• To do:
Keep only the lines of the listing that include the word "JSON", and copy them.

─── Material shown

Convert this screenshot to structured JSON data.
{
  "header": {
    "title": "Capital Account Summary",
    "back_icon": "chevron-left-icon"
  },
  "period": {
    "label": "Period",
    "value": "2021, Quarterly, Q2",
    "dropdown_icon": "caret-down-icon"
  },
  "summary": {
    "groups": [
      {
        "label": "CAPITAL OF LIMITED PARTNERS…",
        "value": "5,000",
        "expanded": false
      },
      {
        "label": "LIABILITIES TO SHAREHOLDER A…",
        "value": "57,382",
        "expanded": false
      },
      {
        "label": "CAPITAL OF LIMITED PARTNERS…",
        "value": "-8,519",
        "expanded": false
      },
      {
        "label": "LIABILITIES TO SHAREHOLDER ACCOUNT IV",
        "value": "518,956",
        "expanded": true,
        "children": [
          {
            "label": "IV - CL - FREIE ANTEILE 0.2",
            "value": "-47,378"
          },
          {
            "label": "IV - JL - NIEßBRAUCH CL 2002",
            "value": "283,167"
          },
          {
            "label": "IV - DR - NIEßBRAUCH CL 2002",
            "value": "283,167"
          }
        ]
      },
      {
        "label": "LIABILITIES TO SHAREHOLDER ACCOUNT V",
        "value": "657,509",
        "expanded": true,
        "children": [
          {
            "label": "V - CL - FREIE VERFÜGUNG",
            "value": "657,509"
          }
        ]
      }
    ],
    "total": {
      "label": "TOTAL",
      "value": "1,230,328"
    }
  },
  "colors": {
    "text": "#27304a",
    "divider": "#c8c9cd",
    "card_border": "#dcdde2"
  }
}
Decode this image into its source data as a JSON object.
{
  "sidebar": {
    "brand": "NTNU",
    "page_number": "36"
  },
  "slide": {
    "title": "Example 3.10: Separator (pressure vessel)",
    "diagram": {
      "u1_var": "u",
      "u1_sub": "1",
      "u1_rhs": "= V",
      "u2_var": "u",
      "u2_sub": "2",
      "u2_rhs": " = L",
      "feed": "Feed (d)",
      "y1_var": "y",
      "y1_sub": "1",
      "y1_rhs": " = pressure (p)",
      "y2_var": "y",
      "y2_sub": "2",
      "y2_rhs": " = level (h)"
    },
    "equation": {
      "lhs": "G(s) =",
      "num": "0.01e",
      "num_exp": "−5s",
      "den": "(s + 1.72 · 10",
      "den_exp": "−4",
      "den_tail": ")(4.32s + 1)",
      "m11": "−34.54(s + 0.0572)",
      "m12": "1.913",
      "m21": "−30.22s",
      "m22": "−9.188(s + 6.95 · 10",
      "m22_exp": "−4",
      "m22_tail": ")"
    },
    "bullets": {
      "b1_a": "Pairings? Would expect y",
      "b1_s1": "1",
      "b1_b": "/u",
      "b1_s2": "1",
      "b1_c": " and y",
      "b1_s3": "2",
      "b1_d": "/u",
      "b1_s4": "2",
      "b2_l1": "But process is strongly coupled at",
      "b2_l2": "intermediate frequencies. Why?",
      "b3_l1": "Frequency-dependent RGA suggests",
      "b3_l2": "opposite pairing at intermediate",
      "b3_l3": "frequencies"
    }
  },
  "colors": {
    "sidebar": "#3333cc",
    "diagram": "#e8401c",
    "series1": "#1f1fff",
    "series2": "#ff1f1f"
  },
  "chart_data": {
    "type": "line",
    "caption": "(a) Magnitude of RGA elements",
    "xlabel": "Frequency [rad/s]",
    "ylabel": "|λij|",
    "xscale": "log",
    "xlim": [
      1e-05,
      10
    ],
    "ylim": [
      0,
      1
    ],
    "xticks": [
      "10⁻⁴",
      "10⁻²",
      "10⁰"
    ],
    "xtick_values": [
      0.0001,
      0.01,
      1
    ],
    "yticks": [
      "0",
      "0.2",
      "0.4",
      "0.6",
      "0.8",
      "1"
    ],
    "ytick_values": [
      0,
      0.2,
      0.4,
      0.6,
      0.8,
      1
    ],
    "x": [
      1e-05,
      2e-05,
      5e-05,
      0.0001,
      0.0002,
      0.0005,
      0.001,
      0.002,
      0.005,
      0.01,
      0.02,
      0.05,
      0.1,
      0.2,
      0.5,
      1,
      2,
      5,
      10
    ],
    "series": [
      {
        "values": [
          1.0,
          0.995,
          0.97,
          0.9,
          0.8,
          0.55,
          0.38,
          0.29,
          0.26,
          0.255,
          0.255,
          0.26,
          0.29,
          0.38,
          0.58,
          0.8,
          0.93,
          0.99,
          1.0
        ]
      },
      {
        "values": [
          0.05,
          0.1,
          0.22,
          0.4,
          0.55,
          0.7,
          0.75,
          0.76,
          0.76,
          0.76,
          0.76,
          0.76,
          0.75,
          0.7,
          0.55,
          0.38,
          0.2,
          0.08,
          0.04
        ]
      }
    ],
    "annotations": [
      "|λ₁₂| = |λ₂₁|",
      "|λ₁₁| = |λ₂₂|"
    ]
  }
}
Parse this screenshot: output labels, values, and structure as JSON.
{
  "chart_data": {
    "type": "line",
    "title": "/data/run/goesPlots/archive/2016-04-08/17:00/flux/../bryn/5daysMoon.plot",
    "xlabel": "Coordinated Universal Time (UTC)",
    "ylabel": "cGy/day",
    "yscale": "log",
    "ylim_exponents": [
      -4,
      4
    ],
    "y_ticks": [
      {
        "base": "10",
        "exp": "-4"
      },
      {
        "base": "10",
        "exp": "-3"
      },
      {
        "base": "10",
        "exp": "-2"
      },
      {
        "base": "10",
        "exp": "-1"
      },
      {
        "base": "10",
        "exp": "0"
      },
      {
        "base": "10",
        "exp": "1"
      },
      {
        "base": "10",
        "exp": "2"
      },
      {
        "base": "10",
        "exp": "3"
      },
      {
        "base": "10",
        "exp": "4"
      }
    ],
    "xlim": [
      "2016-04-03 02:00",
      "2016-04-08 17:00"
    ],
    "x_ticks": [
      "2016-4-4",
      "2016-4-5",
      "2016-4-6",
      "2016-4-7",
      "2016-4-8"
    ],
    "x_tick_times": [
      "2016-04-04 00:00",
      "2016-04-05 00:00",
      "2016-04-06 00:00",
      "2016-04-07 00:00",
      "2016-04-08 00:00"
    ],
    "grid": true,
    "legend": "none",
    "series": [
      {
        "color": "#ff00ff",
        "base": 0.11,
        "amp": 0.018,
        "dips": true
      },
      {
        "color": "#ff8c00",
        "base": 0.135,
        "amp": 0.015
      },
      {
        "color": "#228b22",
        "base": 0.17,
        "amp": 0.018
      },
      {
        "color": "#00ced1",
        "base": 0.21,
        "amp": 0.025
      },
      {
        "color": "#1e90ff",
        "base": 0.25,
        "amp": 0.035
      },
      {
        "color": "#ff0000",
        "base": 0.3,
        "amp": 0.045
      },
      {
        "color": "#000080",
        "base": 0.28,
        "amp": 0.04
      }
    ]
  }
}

──────

• Written solution:
Convert this screenshot to structured JSON data.
Decode this image into its source data as a JSON object.
Parse this screenshot: output labels, values, and structure as JSON.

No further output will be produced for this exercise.